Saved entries
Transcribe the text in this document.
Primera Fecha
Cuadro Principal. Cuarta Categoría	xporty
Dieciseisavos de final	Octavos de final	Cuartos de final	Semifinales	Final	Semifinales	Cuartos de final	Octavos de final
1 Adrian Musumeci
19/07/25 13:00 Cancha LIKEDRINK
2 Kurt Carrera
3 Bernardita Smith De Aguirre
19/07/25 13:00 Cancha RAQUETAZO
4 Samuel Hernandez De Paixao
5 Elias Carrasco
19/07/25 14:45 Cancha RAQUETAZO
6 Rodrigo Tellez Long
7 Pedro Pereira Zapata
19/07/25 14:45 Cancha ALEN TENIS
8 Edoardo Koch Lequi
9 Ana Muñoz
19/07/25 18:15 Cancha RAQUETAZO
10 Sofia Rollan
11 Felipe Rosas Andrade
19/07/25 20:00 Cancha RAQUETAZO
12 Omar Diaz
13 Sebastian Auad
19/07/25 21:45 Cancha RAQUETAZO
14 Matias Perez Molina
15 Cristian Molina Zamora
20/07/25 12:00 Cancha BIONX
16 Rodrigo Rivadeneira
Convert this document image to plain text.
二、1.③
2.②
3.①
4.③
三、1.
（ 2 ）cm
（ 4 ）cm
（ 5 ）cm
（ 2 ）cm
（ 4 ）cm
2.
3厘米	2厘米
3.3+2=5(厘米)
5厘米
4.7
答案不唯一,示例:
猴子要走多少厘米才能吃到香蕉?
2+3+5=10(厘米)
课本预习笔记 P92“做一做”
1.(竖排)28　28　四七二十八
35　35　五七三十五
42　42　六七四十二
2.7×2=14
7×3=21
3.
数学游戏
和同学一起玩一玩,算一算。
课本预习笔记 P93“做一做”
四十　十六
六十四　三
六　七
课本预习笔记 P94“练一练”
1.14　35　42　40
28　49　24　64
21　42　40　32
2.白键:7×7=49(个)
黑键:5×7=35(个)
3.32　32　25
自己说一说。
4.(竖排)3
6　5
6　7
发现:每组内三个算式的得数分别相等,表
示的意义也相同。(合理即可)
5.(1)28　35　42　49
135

Stated goal – Reproduce the entries above in full, verbatim.

Full response –
Transcribe the text in this document.
Primera Fecha
Cuadro Principal. Cuarta Categoría	xporty
Dieciseisavos de final	Octavos de final	Cuartos de final	Semifinales	Final	Semifinales	Cuartos de final	Octavos de final
1 Adrian Musumeci
19/07/25 13:00 Cancha LIKEDRINK
2 Kurt Carrera
3 Bernardita Smith De Aguirre
19/07/25 13:00 Cancha RAQUETAZO
4 Samuel Hernandez De Paixao
5 Elias Carrasco
19/07/25 14:45 Cancha RAQUETAZO
6 Rodrigo Tellez Long
7 Pedro Pereira Zapata
19/07/25 14:45 Cancha ALEN TENIS
8 Edoardo Koch Lequi
9 Ana Muñoz
19/07/25 18:15 Cancha RAQUETAZO
10 Sofia Rollan
11 Felipe Rosas Andrade
19/07/25 20:00 Cancha RAQUETAZO
12 Omar Diaz
13 Sebastian Auad
19/07/25 21:45 Cancha RAQUETAZO
14 Matias Perez Molina
15 Cristian Molina Zamora
20/07/25 12:00 Cancha BIONX
16 Rodrigo Rivadeneira
Convert this document image to plain text.
二、1.③
2.②
3.①
4.③
三、1.
（ 2 ）cm
（ 4 ）cm
（ 5 ）cm
（ 2 ）cm
（ 4 ）cm
2.
3厘米	2厘米
3.3+2=5(厘米)
5厘米
4.7
答案不唯一,示例:
猴子要走多少厘米才能吃到香蕉?
2+3+5=10(厘米)
课本预习笔记 P92“做一做”
1.(竖排)28　28　四七二十八
35　35　五七三十五
42　42　六七四十二
2.7×2=14
7×3=21
3.
数学游戏
和同学一起玩一玩,算一算。
课本预习笔记 P93“做一做”
四十　十六
六十四　三
六　七
课本预习笔记 P94“练一练”
1.14　35　42　40
28　49　24　64
21　42　40　32
2.白键:7×7=49(个)
黑键:5×7=35(个)
3.32　32　25
自己说一说。
4.(竖排)3
6　5
6　7
发现:每组内三个算式的得数分别相等,表
示的意义也相同。(合理即可)
5.(1)28　35　42　49
135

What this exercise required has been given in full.